En plus de retravailler le texte d'Engels avec Laura, Paul se consacre à la vulgarisation du marxisme dans un triptyque en 1884, qu'il intitule Le Matérialisme économique de Karl Marx. Dans lequel il propose de lire Marx joint avec sa propre lecture lamarckienne des milieux. Lafargue distingue deux milieux, « le milieu cosmique ou naturel et le milieu économique ou artificiel, (...) le fait de l'art humain »[61]. Mais à bien des égards Lafargue est bien plus qu'un commentateur, il se fait démiurge de la pensée de Marx.

Il faut également bon de rappeler que depuis 1905 et le Congrès du Globe le socialisme français est unifié autour d'un même parti, la Section Française de l'Internationale Ouvrière tout comme le socialistes allemands autour du SPD ou les autrichiens autour du SPAD. Il regroupe alors les tendances du Parti socialiste français, dirigé par Jean Jaurès depuis 1902 regroupant les indépendants, et le reste des forces de Brousse, et le Parti socialiste de France, né en 1901, réunissant le Parti Socialiste Révolutionnaire d'Edouard Vaillant, le Parti Ouvrier Français (les guesdistes), et des fédérations autonomes. L'unification ne se fait pas autour d'un commune adhésion au marxisme, mais autour d'impératifs politiques communs et de fondement idéologiques. La SFIO n'est pas le Parti Communiste Français de 1920. Ce qui n'empêche pas l'existence de différentes tendances au sein du groupe notamment autour de divers titres de presse ou revues. Par exemple, les guesdistes se retrouvent autour du journal Le Socialisme entre 1907 et 1912 devenant ensuite Socialisme et Lutte de Classe en 1914 sous-titrée: Revue marxiste de langue française. Et parallèlement est créé un "Groupe d'étude marxiste" sur lequel pour le moment il n'existe aucune information mis à part qu'un certain Corgeron centralisait les demandes d'inscription (était ce Herbert Corgeron[62], mystère). Néanmoins, d'une partie de ce noyau de théoriciens émerge en 1920 le Parti Communiste Français.
--
(Consigne 1): D'après le texte source, quels sont les deux milieux que distingue Lafargue ?
Le texte source et les lignes qui suivent sont deux matériaux indépendants l'un de l'autre.

(Lignes enregistrées):
--
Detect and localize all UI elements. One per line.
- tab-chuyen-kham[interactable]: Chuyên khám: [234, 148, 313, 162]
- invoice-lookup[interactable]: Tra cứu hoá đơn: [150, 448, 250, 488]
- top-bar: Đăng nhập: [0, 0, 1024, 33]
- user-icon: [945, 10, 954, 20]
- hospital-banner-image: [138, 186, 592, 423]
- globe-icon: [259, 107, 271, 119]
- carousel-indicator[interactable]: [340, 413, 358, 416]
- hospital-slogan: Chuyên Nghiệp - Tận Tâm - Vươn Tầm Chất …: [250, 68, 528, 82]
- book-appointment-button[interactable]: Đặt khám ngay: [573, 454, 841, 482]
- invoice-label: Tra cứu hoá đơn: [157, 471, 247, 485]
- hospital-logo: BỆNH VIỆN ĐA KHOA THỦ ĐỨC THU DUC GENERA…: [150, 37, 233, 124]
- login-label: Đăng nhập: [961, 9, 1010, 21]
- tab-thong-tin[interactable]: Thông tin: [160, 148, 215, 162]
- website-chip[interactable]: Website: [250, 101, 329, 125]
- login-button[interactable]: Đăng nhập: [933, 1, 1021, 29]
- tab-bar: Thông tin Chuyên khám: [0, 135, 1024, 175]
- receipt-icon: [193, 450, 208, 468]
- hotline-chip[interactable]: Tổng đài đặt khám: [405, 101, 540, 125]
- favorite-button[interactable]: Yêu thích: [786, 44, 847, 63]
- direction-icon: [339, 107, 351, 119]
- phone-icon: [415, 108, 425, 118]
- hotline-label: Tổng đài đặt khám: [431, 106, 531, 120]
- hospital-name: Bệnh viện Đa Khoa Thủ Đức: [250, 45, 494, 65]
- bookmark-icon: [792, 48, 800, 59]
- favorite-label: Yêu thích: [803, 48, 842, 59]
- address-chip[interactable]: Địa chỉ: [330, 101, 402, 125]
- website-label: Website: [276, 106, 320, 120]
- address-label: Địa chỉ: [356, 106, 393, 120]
--
(Consigne 2): Recopiez à l'identique les lignes enregistrées en commençant par la toute première et en vous arrêtant après celle qui contient « - invoice-label: Tra ».

(Réponse correcte 1): Le milieu cosmique ou naturel et le milieu économique ou artificiel.

(Réponse correcte 2):
Detect and localize all UI elements. One per line.
- tab-chuyen-kham[interactable]: Chuyên khám: [234, 148, 313, 162]
- invoice-lookup[interactable]: Tra cứu hoá đơn: [150, 448, 250, 488]
- top-bar: Đăng nhập: [0, 0, 1024, 33]
- user-icon: [945, 10, 954, 20]
- hospital-banner-image: [138, 186, 592, 423]
- globe-icon: [259, 107, 271, 119]
- carousel-indicator[interactable]: [340, 413, 358, 416]
- hospital-slogan: Chuyên Nghiệp - Tận Tâm - Vươn Tầm Chất …: [250, 68, 528, 82]
- book-appointment-button[interactable]: Đặt khám ngay: [573, 454, 841, 482]
- invoice-label: Tra cứu hoá đơn: [157, 471, 247, 485]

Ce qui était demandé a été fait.